_MATERIAL:_
________
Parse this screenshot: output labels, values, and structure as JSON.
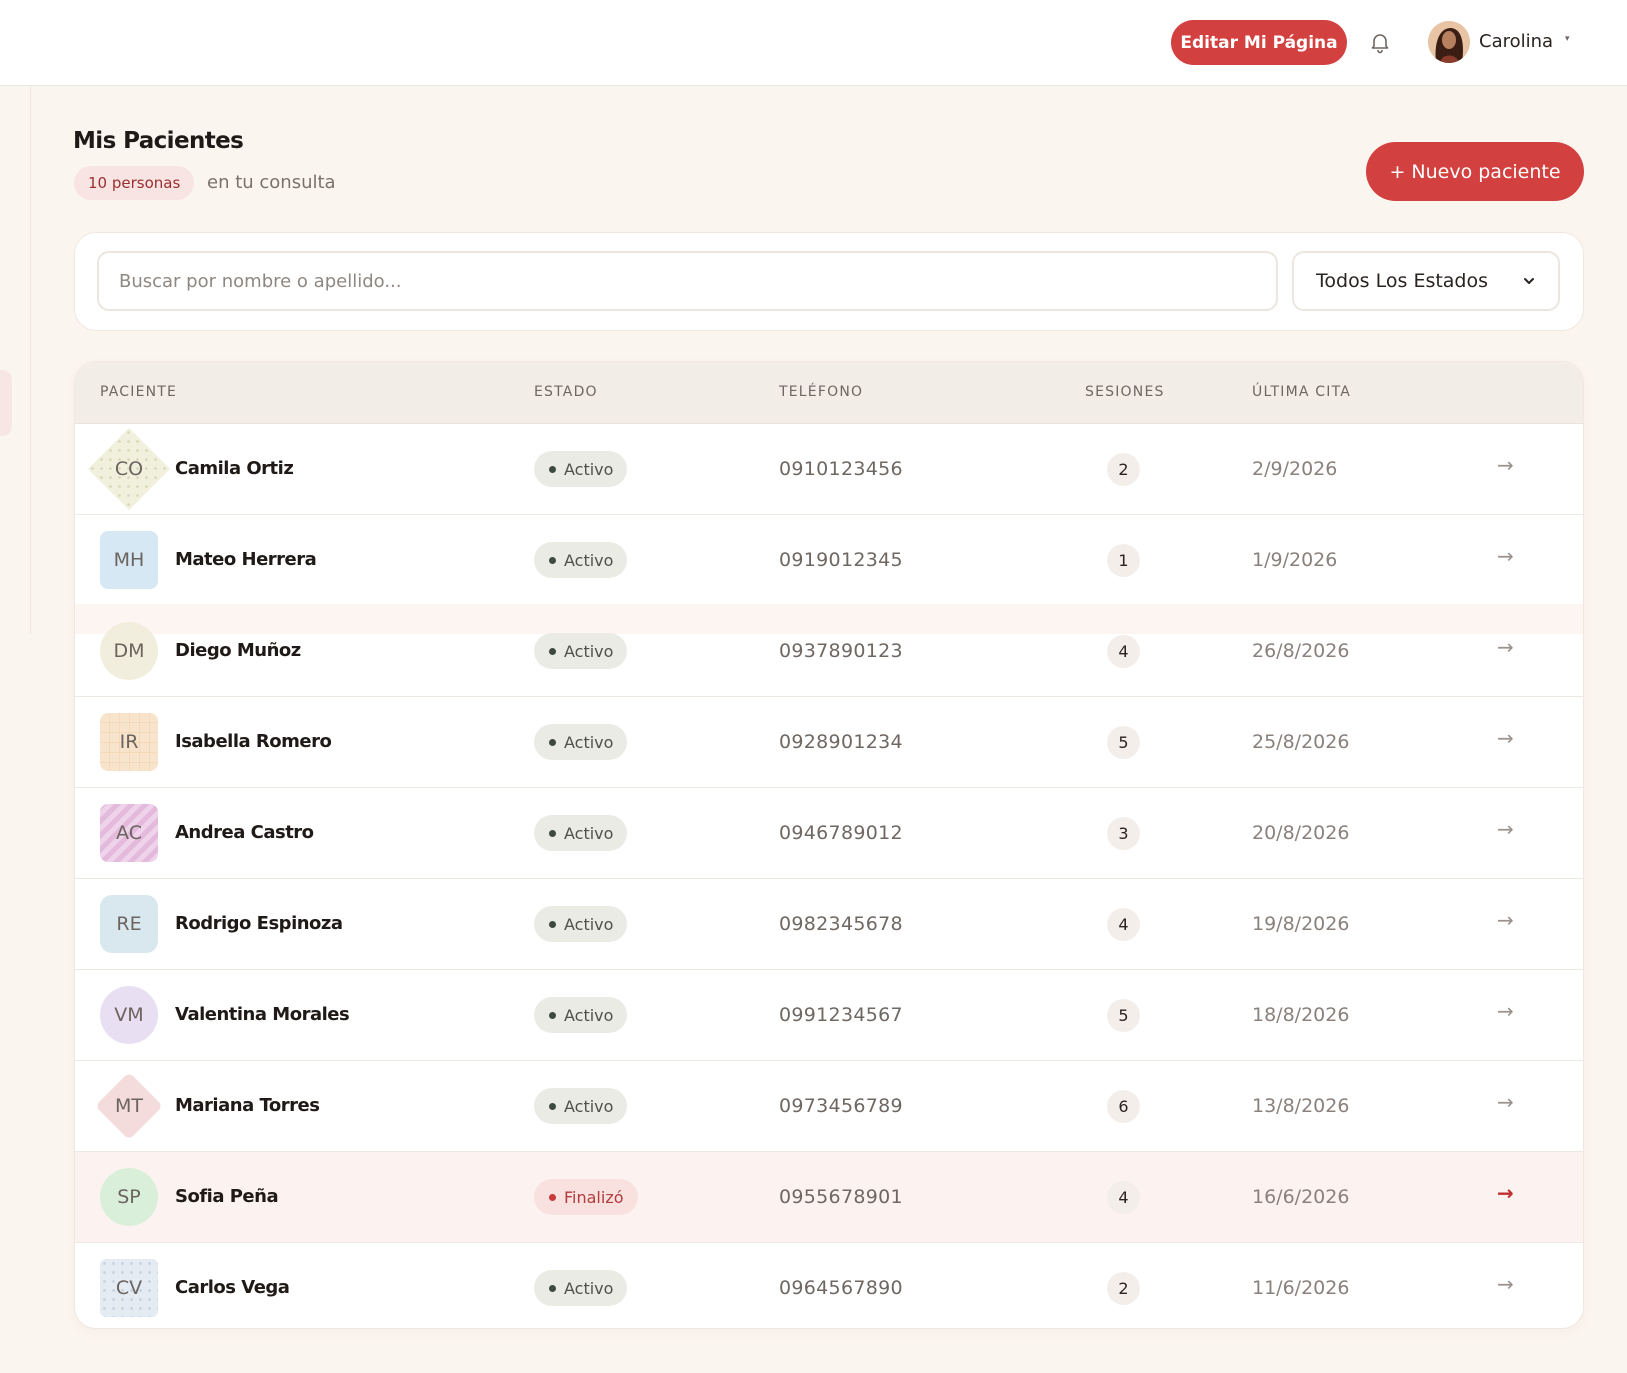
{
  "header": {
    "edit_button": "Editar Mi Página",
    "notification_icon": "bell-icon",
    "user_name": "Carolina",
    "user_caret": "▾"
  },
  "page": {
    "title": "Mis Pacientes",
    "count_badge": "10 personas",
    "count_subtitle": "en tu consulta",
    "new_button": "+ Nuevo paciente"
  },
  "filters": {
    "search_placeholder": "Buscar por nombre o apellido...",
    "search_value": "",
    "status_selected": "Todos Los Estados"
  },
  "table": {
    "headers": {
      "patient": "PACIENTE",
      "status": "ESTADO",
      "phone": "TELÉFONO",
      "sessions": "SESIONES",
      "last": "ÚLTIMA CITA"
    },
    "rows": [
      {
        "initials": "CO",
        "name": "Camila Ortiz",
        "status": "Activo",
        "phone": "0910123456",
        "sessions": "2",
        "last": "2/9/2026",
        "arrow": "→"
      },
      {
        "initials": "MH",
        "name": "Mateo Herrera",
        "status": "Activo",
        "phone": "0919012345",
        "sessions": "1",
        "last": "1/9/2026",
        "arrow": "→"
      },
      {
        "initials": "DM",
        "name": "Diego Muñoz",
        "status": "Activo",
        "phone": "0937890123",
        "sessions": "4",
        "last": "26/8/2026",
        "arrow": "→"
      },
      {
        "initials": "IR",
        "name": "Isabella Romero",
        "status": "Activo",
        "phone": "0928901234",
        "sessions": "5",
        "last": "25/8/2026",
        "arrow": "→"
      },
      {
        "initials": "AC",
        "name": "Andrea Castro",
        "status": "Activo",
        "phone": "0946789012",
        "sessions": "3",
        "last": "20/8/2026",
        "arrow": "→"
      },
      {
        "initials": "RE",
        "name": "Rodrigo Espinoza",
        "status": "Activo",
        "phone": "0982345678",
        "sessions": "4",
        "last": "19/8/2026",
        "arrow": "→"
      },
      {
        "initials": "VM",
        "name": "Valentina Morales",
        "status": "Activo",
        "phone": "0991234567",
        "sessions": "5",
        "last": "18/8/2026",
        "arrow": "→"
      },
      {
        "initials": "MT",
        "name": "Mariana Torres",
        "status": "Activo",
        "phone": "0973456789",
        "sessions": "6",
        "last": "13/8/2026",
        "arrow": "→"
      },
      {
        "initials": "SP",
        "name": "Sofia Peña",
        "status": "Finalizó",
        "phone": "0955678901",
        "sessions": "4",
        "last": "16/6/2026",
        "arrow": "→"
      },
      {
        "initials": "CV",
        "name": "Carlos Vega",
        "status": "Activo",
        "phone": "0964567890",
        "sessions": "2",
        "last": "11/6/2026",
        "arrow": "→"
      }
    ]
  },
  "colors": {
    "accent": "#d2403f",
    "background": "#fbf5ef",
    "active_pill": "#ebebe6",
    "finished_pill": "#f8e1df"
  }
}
________
_STATED TASK:_ Scan the listing above. Collect all lines with the word "last".

_PROBLEM SOLUTION:_
      "last": "ÚLTIMA CITA"
        "last": "2/9/2026",
        "last": "1/9/2026",
        "last": "26/8/2026",
        "last": "25/8/2026",
        "last": "20/8/2026",
        "last": "19/8/2026",
        "last": "18/8/2026",
        "last": "13/8/2026",
        "last": "16/6/2026",
        "last": "11/6/2026",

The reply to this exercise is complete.